*Prompt*
Using the records below, locate all lines containing "referred" and return them.

*Material supplied*

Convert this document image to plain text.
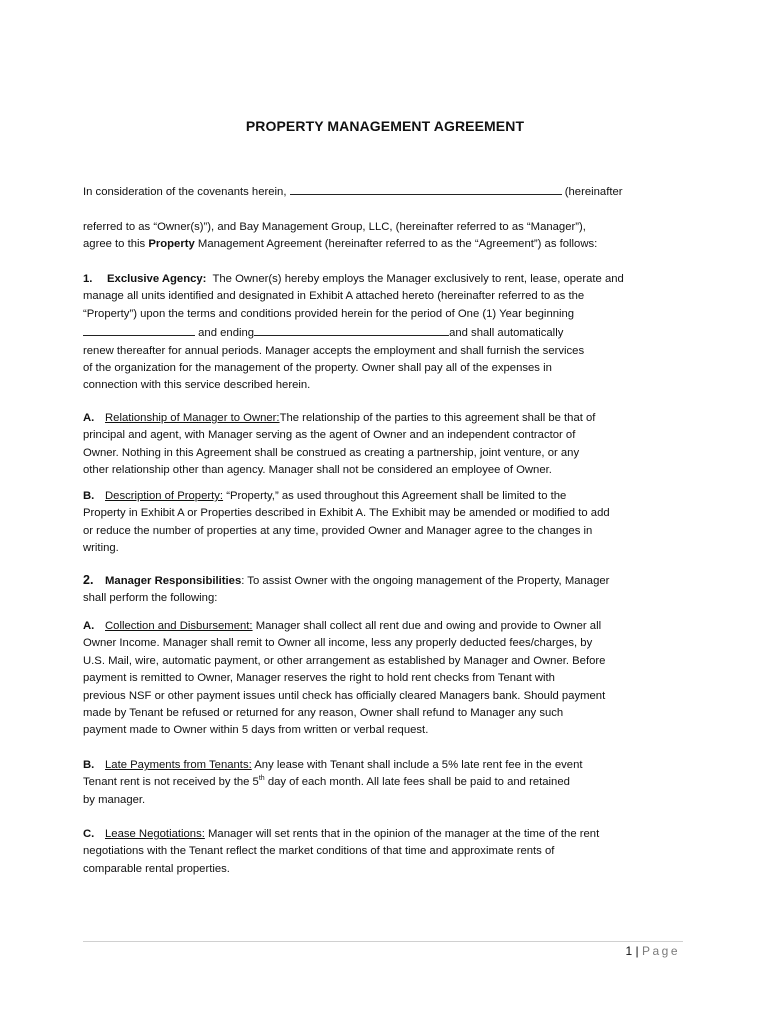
PROPERTY MANAGEMENT AGREEMENT
In consideration of the covenants herein,	(hereinafter
referred to as “Owner(s)”), and Bay Management Group, LLC, (hereinafter referred to as “Manager”),
agree to this Property Management Agreement (hereinafter referred to as the “Agreement”) as follows:
1. Exclusive Agency: The Owner(s) hereby employs the Manager exclusively to rent, lease, operate and
manage all units identified and designated in Exhibit A attached hereto (hereinafter referred to as the
“Property”) upon the terms and conditions provided herein for the period of One (1) Year beginning
and ending	and shall automatically
renew thereafter for annual periods. Manager accepts the employment and shall furnish the services
of the organization for the management of the property. Owner shall pay all of the expenses in
connection with this service described herein.
A. Relationship of Manager to Owner:The relationship of the parties to this agreement shall be that of
principal and agent, with Manager serving as the agent of Owner and an independent contractor of
Owner. Nothing in this Agreement shall be construed as creating a partnership, joint venture, or any
other relationship other than agency. Manager shall not be considered an employee of Owner.
B. Description of Property: “Property,” as used throughout this Agreement shall be limited to the
Property in Exhibit A or Properties described in Exhibit A. The Exhibit may be amended or modified to add
or reduce the number of properties at any time, provided Owner and Manager agree to the changes in
writing.
2. Manager Responsibilities: To assist Owner with the ongoing management of the Property, Manager
shall perform the following:
A. Collection and Disbursement: Manager shall collect all rent due and owing and provide to Owner all
Owner Income. Manager shall remit to Owner all income, less any properly deducted fees/charges, by
U.S. Mail, wire, automatic payment, or other arrangement as established by Manager and Owner. Before
payment is remitted to Owner, Manager reserves the right to hold rent checks from Tenant with
previous NSF or other payment issues until check has officially cleared Managers bank. Should payment
made by Tenant be refused or returned for any reason, Owner shall refund to Manager any such
payment made to Owner within 5 days from written or verbal request.
B. Late Payments from Tenants: Any lease with Tenant shall include a 5% late rent fee in the event
Tenant rent is not received by the 5th day of each month. All late fees shall be paid to and retained
by manager.
C. Lease Negotiations: Manager will set rents that in the opinion of the manager at the time of the rent
negotiations with the Tenant reflect the market conditions of that time and approximate rents of
comparable rental properties.
1 | Page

*Response to the exercise*
referred to as “Owner(s)”), and Bay Management Group, LLC, (hereinafter referred to as “Manager”),
agree to this Property Management Agreement (hereinafter referred to as the “Agreement”) as follows:
manage all units identified and designated in Exhibit A attached hereto (hereinafter referred to as the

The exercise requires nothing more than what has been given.